Filter the lines below, copying only those with the string "object".

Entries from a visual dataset
+++

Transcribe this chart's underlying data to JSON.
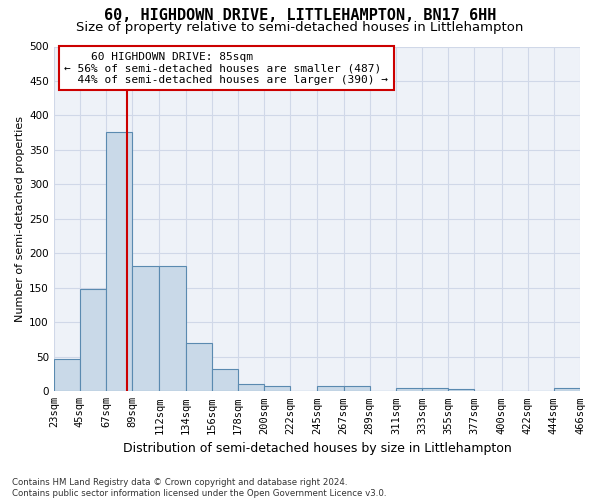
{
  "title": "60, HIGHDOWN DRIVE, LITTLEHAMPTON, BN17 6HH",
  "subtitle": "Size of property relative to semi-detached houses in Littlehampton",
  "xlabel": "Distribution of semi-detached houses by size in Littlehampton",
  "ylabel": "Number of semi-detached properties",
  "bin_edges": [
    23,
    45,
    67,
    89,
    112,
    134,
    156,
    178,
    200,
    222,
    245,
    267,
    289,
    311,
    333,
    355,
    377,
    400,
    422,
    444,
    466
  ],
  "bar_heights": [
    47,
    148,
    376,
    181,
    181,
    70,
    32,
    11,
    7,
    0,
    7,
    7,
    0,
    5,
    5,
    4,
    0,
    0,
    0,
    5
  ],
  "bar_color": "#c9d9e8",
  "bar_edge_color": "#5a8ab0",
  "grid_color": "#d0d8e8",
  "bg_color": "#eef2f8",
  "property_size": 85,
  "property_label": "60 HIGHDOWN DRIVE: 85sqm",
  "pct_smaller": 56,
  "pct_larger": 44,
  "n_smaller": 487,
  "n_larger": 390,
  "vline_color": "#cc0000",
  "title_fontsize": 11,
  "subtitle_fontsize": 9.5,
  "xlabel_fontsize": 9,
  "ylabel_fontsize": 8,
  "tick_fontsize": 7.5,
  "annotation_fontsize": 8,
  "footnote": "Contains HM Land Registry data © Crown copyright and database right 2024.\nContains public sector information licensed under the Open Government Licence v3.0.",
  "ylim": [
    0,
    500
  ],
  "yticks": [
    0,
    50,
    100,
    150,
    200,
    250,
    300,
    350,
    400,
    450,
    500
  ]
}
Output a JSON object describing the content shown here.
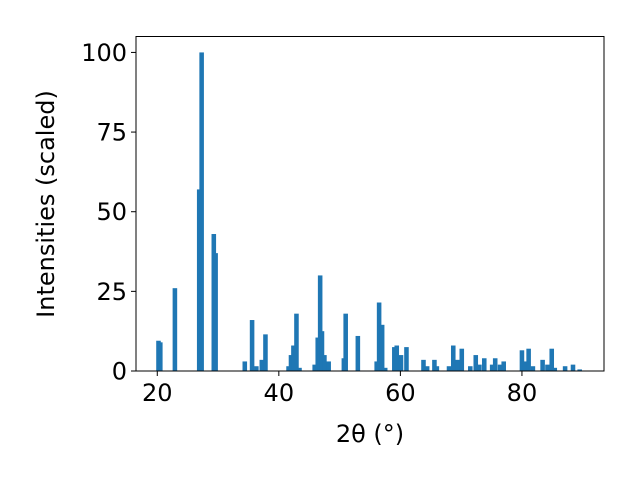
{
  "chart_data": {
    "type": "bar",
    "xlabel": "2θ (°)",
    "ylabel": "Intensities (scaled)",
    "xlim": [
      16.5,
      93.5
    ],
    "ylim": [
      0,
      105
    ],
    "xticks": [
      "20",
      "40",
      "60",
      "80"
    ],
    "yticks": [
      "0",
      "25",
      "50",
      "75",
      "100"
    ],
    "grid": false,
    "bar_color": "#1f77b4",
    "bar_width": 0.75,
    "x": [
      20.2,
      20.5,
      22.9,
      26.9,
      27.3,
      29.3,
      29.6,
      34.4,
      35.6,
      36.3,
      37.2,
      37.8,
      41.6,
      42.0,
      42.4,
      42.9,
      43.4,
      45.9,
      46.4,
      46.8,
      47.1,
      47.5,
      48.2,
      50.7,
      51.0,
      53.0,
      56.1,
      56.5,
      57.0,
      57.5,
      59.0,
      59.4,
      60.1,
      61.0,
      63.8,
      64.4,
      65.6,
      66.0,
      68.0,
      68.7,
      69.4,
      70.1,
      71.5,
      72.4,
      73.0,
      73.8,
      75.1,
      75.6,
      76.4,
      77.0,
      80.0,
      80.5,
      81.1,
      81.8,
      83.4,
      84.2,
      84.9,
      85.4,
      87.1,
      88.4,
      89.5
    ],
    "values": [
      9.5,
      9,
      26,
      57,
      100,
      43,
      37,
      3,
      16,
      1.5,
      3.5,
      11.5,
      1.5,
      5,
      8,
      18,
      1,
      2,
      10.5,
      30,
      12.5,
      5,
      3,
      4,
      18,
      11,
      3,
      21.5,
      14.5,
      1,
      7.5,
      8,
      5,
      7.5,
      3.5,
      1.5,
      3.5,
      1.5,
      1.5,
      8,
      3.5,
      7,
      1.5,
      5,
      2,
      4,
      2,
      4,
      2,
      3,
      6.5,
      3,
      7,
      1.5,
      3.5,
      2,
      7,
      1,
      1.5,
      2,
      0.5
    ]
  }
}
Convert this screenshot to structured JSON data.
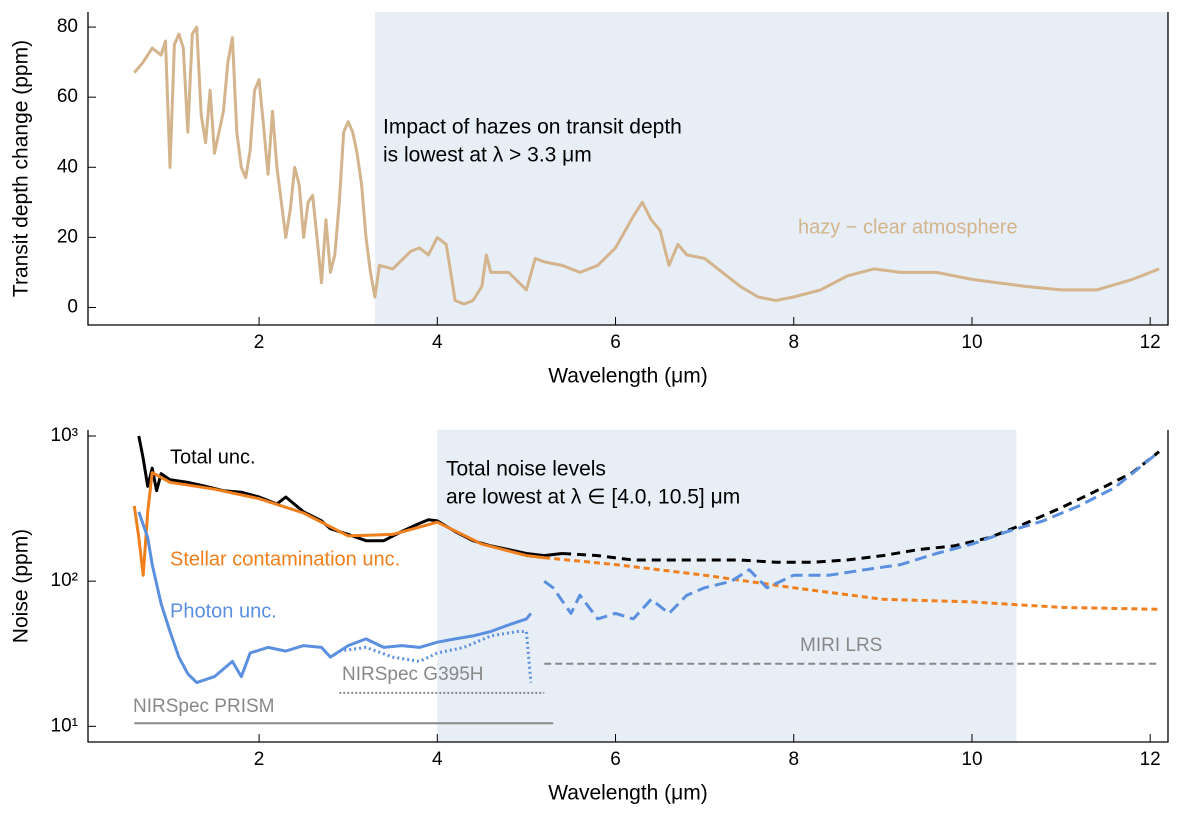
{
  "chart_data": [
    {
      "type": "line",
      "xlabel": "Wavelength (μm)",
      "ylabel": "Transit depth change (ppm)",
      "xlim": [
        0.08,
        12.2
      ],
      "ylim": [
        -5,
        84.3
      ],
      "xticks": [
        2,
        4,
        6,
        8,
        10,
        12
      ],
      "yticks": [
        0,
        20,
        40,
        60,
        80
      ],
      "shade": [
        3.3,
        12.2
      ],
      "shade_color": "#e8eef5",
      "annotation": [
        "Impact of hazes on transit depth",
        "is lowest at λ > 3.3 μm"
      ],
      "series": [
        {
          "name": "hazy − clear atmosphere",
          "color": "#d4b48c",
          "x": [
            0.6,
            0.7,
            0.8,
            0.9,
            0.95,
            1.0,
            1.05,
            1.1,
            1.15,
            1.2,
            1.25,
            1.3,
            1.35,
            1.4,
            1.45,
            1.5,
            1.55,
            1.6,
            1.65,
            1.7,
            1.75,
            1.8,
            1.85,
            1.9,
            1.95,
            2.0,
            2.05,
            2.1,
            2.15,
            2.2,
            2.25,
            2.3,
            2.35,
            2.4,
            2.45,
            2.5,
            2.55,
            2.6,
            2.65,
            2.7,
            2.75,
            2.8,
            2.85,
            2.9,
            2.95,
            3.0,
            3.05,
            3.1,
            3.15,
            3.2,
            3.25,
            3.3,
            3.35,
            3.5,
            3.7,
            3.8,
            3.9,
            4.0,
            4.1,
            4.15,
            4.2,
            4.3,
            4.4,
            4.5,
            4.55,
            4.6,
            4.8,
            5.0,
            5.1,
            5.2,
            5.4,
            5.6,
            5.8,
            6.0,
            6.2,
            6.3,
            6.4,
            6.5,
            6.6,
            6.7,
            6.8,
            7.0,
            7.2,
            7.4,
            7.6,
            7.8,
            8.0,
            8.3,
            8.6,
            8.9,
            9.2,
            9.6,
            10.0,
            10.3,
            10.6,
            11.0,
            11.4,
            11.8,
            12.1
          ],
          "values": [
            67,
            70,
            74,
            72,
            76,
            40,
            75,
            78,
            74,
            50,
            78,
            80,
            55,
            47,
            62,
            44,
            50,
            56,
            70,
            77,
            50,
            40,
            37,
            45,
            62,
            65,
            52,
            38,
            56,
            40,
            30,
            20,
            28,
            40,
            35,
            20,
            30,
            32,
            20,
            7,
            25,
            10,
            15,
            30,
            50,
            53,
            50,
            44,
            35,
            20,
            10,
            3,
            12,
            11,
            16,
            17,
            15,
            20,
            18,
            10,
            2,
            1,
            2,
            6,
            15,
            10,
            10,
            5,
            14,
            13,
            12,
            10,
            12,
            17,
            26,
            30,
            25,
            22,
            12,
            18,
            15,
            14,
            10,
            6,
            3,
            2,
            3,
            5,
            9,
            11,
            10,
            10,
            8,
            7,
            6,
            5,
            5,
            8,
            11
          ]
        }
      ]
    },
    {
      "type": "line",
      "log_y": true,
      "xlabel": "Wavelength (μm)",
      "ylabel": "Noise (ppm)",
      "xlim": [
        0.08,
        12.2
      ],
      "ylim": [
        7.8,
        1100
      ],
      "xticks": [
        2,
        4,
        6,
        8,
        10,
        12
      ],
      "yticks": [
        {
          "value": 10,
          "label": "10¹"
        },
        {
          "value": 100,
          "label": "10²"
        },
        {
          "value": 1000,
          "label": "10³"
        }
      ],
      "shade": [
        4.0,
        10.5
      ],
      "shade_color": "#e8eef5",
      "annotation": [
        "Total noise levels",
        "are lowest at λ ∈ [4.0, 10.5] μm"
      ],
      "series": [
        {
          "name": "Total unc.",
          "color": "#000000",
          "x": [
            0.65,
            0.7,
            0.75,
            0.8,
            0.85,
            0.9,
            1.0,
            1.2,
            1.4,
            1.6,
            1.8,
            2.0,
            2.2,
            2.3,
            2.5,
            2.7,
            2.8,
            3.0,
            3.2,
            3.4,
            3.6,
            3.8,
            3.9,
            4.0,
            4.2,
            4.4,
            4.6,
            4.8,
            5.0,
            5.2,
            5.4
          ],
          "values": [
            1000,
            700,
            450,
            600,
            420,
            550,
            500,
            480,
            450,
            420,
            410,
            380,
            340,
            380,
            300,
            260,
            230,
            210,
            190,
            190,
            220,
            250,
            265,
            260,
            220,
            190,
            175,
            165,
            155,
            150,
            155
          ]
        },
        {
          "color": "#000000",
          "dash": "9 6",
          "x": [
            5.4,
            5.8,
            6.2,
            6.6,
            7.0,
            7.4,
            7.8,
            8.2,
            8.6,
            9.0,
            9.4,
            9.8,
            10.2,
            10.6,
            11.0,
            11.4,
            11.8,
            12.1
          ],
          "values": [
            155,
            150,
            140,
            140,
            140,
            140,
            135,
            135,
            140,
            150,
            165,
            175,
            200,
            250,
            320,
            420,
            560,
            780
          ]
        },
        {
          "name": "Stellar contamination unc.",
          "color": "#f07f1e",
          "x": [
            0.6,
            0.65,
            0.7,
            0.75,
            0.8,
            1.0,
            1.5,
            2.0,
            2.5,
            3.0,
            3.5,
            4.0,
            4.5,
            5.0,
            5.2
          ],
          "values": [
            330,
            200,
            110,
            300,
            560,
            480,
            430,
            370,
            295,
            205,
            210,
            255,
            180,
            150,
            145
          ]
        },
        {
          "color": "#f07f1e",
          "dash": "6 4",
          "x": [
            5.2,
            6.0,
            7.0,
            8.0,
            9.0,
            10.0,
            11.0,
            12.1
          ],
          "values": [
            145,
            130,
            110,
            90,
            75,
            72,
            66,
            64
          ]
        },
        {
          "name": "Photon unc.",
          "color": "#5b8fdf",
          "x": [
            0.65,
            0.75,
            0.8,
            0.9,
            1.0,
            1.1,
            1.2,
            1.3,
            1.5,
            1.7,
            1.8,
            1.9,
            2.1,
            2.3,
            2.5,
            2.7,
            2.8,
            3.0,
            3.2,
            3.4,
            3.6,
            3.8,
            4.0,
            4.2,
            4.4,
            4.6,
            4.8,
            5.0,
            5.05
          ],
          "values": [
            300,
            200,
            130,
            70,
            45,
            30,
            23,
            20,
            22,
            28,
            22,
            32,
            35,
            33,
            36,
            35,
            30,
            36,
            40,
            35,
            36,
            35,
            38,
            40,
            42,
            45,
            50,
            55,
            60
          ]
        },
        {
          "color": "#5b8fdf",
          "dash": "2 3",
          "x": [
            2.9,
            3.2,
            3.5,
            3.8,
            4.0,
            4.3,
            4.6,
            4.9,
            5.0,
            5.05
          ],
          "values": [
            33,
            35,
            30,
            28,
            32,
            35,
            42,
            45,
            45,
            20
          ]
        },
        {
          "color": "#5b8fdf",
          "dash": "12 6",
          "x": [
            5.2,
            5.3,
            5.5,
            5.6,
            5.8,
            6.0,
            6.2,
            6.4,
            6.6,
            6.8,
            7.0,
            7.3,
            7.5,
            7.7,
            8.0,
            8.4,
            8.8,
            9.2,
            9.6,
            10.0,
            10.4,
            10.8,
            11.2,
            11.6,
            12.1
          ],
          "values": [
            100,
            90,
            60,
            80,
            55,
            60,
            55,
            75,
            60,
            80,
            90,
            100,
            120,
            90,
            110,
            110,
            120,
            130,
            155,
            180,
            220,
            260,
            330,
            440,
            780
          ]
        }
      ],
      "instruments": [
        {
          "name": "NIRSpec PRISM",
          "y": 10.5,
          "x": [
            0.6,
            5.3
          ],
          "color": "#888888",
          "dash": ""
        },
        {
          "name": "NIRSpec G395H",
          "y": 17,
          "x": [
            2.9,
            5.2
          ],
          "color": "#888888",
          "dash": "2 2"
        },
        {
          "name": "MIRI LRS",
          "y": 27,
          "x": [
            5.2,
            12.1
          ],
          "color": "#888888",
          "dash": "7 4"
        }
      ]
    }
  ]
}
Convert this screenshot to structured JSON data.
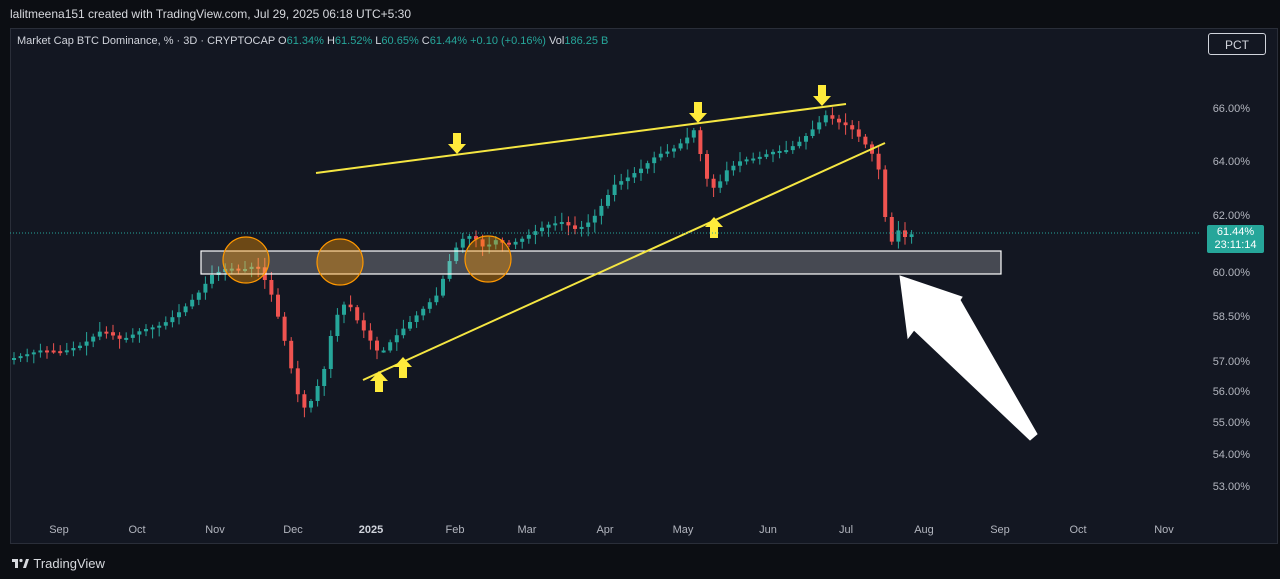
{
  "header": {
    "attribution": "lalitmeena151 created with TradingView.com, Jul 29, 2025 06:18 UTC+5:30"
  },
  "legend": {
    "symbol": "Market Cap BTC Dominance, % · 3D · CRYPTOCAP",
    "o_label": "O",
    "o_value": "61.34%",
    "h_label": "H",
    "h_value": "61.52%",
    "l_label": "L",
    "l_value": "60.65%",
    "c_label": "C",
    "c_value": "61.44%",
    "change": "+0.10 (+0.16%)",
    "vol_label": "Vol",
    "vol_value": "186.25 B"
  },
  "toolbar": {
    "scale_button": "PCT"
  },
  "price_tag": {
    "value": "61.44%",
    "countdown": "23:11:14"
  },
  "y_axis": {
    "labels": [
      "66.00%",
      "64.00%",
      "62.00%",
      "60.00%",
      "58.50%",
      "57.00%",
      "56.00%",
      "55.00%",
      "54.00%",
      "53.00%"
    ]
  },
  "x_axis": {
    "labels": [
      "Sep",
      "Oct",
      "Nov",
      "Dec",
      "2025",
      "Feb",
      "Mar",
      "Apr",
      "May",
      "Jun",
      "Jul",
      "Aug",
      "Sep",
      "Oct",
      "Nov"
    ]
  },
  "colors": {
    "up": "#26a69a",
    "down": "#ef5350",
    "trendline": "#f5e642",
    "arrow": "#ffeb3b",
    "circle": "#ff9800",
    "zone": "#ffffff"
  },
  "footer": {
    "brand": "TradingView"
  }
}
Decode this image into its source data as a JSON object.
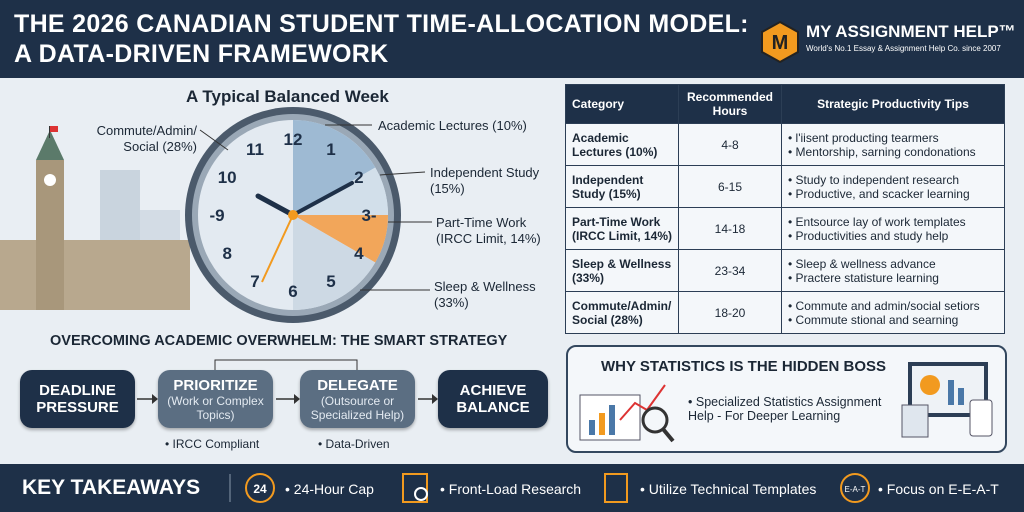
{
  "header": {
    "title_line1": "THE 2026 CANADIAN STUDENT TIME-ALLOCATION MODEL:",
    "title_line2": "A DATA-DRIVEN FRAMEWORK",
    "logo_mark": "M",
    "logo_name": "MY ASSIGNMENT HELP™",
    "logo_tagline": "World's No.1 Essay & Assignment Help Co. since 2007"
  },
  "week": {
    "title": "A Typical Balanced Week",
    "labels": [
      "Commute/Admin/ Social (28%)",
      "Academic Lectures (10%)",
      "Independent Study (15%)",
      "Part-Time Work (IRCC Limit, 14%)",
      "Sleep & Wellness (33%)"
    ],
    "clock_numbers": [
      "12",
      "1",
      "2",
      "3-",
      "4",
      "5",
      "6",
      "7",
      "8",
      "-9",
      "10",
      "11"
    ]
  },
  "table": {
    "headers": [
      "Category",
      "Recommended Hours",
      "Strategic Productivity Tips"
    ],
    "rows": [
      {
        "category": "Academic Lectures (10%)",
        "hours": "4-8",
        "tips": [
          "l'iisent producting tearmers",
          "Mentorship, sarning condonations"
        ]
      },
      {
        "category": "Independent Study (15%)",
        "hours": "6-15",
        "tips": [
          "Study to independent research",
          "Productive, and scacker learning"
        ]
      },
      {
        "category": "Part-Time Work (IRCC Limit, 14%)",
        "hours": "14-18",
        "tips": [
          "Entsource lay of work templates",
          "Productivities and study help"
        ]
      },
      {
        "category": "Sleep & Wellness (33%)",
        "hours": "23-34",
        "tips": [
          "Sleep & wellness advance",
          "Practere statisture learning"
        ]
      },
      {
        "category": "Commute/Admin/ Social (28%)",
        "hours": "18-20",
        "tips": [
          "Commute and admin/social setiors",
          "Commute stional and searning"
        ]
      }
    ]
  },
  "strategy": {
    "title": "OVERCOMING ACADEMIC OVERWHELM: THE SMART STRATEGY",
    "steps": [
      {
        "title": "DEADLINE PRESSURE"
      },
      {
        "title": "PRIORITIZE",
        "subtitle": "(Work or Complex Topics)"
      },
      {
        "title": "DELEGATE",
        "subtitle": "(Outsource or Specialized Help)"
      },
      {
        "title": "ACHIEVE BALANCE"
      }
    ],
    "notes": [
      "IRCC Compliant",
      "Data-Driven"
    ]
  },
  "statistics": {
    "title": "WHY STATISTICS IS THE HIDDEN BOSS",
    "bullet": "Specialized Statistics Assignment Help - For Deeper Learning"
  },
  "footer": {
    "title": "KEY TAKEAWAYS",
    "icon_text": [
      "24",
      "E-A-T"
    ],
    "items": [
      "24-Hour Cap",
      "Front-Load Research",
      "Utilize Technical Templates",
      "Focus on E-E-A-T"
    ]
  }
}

+++

Exercise solution →
Output a JSON object describing the content shown here.
Decode this image into its source data as a JSON object.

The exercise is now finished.